### The data
────────

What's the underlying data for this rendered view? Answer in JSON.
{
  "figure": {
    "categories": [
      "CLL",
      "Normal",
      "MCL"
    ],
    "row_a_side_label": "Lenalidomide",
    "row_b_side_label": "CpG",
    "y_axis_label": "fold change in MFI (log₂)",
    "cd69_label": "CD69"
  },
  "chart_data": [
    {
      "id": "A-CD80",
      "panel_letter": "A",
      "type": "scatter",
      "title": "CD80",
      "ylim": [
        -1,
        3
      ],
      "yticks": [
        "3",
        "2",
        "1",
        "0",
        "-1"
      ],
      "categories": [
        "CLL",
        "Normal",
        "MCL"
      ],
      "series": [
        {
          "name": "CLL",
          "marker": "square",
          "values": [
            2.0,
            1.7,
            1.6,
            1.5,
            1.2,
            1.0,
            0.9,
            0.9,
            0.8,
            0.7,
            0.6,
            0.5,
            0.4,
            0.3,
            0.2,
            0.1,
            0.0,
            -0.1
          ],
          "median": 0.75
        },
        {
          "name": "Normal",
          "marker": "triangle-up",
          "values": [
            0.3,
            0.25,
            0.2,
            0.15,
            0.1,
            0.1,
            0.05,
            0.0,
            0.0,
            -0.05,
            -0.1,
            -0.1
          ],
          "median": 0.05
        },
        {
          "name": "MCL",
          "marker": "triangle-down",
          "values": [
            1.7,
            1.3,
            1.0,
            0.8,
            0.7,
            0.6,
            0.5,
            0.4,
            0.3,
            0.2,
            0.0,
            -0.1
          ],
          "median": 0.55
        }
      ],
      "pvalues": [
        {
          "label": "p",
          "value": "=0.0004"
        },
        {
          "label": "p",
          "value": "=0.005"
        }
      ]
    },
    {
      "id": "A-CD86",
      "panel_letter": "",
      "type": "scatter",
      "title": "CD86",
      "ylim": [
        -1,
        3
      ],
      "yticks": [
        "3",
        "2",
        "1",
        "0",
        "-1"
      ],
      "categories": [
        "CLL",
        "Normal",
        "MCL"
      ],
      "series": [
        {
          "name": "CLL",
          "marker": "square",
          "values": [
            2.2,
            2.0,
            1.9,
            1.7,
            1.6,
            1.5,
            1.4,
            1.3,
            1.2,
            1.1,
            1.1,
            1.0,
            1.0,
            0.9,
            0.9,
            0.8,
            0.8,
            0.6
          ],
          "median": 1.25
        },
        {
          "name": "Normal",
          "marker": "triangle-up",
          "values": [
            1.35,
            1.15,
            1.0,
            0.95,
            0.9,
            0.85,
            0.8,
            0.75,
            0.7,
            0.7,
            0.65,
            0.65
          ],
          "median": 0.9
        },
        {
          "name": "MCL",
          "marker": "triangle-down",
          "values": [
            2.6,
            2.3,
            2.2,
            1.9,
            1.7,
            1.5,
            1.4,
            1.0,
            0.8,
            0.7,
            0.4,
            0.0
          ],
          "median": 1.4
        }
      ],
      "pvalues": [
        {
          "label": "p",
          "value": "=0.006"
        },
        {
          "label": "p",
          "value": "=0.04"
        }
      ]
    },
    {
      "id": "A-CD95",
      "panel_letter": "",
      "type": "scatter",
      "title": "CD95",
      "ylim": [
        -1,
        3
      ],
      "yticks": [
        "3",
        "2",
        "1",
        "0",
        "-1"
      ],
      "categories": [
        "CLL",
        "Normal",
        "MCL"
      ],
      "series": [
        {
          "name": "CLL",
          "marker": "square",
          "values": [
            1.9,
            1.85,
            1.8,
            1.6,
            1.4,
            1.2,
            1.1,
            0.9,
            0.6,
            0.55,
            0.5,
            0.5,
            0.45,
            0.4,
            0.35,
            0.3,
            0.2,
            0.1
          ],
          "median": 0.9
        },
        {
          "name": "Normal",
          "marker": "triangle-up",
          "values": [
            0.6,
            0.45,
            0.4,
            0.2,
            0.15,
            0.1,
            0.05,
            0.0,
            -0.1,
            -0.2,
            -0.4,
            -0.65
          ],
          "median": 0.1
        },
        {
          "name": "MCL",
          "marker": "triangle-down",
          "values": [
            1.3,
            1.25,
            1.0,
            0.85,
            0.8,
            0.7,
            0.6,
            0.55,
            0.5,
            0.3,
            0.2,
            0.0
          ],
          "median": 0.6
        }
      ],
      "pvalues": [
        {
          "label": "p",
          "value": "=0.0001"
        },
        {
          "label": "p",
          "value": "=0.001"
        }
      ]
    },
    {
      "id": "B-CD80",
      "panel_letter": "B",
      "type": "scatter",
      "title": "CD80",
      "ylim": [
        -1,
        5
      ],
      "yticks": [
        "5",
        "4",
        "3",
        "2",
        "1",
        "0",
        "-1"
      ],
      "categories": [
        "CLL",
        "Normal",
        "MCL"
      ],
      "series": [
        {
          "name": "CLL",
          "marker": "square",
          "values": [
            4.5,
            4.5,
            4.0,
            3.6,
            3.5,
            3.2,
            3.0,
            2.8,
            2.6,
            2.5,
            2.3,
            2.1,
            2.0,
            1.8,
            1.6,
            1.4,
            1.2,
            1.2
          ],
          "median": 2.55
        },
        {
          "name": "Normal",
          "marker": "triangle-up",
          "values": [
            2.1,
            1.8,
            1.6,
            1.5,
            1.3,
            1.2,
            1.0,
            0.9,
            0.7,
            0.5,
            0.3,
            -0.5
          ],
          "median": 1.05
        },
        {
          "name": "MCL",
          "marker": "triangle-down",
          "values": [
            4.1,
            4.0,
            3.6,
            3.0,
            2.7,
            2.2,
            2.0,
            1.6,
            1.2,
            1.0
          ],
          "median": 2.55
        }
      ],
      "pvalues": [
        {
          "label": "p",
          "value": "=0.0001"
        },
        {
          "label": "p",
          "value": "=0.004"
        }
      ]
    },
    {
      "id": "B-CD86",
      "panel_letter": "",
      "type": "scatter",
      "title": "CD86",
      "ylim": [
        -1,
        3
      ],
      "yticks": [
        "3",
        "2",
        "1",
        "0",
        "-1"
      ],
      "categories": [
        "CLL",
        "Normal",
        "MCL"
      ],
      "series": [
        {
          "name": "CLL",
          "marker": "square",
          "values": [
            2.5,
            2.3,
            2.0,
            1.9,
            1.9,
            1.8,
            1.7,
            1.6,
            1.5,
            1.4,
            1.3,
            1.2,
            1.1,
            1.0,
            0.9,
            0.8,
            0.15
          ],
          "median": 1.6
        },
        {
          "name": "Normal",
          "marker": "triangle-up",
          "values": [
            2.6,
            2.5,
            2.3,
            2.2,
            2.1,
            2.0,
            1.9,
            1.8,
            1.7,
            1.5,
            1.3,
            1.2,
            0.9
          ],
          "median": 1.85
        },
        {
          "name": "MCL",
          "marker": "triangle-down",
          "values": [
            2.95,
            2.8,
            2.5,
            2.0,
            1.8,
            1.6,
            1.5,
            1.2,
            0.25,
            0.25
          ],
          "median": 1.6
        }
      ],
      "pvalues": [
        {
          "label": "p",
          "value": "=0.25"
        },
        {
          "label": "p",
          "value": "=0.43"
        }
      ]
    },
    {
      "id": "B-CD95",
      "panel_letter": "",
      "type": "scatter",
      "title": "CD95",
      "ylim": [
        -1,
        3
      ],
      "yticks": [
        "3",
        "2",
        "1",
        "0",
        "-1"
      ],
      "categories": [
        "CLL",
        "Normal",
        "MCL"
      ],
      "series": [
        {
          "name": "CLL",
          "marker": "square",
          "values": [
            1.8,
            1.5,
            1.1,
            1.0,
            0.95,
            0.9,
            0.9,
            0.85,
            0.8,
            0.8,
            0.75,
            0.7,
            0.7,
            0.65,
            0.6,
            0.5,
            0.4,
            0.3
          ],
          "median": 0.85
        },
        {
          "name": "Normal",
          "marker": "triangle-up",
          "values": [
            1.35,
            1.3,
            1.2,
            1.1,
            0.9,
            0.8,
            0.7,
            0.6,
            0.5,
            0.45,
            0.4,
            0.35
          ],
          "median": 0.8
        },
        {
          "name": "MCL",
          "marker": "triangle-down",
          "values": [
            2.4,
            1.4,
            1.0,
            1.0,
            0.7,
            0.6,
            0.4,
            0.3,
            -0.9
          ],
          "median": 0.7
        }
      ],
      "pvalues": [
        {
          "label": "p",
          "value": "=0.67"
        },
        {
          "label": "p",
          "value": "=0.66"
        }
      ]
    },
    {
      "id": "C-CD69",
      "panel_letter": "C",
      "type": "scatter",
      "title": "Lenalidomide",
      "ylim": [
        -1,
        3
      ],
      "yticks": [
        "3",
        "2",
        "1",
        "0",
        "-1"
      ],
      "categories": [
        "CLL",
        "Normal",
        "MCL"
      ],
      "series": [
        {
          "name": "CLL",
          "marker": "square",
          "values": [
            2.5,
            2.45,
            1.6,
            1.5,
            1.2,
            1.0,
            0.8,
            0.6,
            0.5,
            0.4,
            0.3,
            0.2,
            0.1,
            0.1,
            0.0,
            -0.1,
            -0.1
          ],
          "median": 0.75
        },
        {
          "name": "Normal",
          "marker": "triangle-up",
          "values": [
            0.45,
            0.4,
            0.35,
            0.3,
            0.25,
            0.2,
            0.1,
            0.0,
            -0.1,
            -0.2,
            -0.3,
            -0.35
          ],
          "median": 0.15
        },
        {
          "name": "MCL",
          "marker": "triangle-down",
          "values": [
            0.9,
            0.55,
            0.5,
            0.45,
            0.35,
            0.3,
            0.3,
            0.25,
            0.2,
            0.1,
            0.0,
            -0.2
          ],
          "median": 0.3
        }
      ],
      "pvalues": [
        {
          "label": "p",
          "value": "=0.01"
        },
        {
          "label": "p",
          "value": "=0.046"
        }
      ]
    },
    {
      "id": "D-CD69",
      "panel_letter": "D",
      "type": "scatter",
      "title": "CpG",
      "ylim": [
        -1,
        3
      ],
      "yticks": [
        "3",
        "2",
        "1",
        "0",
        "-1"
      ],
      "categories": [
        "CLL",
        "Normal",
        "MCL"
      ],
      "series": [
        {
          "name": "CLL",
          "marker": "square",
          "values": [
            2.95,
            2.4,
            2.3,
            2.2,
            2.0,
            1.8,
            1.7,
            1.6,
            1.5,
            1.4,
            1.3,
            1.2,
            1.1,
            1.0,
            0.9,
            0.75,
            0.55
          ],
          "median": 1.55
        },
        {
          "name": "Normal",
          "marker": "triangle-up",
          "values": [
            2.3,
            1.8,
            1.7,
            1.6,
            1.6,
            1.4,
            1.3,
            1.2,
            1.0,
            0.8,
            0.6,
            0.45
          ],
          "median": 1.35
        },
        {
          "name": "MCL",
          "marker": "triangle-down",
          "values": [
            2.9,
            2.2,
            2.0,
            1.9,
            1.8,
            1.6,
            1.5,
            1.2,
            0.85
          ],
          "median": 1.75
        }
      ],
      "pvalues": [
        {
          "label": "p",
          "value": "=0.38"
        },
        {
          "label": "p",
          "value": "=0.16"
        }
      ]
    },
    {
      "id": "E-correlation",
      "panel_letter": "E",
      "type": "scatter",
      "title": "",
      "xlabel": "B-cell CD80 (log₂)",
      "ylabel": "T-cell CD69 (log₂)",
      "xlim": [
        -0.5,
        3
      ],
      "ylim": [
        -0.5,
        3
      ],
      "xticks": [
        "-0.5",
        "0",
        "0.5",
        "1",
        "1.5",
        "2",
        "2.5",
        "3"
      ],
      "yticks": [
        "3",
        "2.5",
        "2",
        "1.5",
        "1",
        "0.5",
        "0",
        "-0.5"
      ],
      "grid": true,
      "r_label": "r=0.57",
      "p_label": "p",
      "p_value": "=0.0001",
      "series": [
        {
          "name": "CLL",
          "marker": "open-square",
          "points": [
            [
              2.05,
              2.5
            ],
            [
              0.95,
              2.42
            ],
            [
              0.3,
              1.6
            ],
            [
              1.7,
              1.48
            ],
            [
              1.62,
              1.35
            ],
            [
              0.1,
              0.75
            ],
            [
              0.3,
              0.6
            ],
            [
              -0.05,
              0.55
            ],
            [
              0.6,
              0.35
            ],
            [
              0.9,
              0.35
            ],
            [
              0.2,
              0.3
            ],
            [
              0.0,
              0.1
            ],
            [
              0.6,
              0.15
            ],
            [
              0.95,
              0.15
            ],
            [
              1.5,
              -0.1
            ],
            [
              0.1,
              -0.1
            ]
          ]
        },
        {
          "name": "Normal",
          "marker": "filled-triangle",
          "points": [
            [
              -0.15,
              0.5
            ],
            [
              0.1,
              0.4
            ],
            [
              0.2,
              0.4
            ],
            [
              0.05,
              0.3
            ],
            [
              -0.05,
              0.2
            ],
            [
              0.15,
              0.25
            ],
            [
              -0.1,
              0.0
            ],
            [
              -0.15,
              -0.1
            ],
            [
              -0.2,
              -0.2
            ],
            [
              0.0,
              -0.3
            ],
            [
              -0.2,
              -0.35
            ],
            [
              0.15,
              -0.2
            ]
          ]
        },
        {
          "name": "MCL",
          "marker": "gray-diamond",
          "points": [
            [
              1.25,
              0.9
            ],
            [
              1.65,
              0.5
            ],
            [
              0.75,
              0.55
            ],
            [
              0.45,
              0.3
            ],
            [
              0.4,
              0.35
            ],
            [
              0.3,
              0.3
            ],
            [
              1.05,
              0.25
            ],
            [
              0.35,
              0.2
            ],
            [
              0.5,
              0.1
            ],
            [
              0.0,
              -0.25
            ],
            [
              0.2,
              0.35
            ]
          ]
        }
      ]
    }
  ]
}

────────

### Given task
Look through the data above. Each line containing the word "Lenalidomide" needs to be copied.

### Exercise answer
    "row_a_side_label": "Lenalidomide",
      "title": "Lenalidomide",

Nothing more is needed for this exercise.